**What you are asked to do:** Look through the records below, count the lines with the word "Real", and reply with only the number.

Extracted data entries:
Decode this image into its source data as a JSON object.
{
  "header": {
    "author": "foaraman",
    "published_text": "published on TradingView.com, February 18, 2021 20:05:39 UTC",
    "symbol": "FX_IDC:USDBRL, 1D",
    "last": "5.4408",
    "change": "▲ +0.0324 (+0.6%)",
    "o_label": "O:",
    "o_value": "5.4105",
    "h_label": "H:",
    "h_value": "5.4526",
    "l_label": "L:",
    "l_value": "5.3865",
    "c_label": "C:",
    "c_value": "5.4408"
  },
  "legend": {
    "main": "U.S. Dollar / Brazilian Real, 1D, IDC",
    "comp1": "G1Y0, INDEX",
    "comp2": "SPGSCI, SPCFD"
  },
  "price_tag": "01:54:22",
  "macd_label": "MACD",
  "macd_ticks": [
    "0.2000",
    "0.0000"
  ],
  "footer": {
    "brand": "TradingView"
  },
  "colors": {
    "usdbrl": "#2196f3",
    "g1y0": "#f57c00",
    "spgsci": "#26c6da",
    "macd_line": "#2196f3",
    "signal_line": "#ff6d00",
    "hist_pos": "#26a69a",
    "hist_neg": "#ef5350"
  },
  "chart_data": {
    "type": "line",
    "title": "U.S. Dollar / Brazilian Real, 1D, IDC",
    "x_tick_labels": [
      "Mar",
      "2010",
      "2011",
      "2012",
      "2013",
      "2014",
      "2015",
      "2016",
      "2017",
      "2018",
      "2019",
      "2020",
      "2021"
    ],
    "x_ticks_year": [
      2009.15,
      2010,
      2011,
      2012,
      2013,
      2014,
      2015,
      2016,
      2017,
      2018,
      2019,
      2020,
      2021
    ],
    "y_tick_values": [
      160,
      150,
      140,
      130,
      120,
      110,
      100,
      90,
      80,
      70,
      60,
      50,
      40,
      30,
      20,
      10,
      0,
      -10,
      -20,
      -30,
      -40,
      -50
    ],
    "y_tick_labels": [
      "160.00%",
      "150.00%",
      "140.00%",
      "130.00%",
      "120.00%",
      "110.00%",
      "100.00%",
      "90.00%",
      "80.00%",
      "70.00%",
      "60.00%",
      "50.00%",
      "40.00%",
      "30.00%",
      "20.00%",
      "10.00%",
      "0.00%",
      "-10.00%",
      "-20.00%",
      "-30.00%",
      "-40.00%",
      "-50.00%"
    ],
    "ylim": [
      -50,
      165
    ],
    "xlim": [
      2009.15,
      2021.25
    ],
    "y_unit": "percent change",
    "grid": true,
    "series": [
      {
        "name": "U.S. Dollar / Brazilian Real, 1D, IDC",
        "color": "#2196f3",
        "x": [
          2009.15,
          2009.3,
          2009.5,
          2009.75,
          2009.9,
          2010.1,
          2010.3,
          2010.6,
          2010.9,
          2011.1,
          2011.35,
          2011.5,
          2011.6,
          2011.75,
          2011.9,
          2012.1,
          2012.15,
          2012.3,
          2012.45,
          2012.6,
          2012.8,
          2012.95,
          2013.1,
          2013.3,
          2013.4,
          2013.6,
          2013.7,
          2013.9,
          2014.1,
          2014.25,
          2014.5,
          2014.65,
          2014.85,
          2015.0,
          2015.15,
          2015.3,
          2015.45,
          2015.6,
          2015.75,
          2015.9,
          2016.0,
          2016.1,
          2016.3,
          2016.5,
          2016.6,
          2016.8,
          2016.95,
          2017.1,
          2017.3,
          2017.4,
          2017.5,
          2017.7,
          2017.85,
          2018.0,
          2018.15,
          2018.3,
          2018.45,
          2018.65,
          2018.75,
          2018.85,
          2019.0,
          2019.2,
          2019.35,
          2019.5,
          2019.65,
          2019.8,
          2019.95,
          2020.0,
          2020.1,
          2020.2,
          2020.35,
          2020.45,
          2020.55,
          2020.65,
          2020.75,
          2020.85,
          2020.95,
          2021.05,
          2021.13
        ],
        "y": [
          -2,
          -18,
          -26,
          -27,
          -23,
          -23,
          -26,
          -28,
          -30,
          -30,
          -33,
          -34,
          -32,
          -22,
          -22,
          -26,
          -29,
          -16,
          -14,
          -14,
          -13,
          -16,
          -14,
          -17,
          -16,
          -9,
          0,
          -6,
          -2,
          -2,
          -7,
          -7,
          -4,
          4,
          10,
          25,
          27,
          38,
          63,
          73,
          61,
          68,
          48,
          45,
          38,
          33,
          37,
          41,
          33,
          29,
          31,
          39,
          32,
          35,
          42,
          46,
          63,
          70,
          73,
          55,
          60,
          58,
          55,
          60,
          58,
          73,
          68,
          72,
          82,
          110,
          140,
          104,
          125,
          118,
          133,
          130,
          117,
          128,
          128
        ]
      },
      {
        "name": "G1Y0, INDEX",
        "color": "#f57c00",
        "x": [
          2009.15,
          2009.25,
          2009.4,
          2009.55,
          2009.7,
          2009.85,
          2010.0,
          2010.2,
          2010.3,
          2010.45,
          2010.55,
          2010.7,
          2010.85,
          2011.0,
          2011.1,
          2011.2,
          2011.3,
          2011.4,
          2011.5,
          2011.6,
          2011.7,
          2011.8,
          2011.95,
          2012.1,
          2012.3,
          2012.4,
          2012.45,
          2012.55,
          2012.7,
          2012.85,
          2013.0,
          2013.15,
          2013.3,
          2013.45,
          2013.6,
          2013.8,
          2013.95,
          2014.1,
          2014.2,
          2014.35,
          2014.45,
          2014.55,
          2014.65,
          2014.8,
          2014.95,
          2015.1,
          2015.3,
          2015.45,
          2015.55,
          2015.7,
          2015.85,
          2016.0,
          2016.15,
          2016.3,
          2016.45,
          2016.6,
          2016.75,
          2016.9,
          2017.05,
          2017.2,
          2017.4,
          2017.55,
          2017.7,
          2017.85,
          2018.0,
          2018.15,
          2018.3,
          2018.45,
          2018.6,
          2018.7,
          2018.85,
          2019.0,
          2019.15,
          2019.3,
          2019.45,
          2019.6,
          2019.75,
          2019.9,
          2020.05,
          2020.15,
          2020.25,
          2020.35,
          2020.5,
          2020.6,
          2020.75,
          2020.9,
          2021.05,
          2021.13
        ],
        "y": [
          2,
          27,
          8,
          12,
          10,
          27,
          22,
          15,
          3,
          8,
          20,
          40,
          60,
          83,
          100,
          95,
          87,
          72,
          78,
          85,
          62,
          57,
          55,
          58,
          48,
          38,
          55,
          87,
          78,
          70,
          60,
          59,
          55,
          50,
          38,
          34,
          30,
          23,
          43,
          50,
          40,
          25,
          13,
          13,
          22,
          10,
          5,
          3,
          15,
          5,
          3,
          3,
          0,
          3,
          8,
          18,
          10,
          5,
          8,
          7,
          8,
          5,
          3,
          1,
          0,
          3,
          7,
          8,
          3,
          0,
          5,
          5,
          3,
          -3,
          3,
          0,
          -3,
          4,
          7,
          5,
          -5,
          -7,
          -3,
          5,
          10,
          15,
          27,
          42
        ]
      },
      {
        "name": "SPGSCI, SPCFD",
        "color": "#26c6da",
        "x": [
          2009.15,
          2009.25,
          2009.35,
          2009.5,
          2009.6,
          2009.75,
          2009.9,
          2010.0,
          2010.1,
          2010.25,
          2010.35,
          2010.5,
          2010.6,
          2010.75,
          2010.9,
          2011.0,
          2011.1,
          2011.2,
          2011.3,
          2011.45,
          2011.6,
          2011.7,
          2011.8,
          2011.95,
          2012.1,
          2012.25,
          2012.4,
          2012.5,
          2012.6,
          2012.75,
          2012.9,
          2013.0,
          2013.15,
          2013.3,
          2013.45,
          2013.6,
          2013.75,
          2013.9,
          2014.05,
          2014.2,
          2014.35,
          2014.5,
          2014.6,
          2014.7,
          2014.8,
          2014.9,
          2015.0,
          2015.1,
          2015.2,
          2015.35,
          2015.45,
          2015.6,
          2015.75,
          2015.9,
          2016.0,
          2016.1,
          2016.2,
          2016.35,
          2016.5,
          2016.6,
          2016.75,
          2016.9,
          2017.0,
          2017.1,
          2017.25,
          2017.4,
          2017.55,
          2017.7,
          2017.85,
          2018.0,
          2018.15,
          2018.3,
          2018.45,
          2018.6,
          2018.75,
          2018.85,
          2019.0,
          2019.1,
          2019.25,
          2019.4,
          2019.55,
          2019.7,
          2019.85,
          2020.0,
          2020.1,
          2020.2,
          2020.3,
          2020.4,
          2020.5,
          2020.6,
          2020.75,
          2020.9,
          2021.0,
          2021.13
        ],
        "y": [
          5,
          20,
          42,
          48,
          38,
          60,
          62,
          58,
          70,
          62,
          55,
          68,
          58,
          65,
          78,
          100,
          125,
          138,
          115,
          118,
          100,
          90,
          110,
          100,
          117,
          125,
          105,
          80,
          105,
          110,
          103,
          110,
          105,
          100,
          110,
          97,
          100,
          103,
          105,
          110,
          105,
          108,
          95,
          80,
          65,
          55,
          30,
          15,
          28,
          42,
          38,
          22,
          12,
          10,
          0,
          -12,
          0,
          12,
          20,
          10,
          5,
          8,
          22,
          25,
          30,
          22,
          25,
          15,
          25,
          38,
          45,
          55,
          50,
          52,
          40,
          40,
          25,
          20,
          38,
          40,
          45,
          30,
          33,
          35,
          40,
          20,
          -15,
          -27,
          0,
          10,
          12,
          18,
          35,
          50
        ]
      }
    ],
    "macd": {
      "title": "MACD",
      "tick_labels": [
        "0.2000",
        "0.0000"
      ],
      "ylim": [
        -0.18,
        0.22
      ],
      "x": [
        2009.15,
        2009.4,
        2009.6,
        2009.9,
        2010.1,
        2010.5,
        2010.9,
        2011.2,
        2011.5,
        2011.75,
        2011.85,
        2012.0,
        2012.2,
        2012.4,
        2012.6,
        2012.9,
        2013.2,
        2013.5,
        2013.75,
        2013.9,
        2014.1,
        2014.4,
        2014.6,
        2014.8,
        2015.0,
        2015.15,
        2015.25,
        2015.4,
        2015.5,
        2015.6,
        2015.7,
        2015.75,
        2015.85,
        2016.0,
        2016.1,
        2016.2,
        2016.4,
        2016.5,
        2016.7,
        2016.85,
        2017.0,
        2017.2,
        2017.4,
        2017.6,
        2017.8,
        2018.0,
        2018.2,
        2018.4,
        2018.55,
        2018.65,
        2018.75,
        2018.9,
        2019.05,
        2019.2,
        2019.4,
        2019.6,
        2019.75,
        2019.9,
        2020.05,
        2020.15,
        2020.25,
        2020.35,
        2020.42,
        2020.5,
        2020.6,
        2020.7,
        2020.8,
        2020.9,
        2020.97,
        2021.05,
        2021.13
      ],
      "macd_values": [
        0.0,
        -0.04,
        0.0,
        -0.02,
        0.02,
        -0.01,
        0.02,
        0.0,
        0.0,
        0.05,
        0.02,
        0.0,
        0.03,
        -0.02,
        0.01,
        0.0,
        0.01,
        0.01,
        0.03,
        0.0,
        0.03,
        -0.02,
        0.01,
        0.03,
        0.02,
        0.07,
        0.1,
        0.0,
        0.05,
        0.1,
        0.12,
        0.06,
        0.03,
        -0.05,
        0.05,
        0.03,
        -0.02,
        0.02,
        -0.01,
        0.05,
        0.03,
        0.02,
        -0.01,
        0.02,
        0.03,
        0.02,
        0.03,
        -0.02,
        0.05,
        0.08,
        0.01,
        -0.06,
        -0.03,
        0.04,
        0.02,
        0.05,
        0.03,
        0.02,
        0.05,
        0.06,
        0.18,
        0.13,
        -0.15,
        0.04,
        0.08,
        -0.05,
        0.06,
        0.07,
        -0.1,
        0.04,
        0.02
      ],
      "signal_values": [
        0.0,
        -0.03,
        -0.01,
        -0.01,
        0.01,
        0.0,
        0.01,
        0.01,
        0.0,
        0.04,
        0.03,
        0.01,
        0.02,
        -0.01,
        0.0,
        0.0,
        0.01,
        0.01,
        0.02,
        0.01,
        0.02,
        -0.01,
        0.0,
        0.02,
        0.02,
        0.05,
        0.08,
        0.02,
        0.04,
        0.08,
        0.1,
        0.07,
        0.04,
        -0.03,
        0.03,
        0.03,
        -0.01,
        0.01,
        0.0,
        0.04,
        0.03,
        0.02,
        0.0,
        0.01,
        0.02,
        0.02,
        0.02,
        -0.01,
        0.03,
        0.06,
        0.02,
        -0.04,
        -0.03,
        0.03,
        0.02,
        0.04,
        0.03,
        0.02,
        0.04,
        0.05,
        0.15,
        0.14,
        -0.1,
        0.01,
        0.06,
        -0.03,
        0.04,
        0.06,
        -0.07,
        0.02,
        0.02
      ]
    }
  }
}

**Output of the exercise:** 3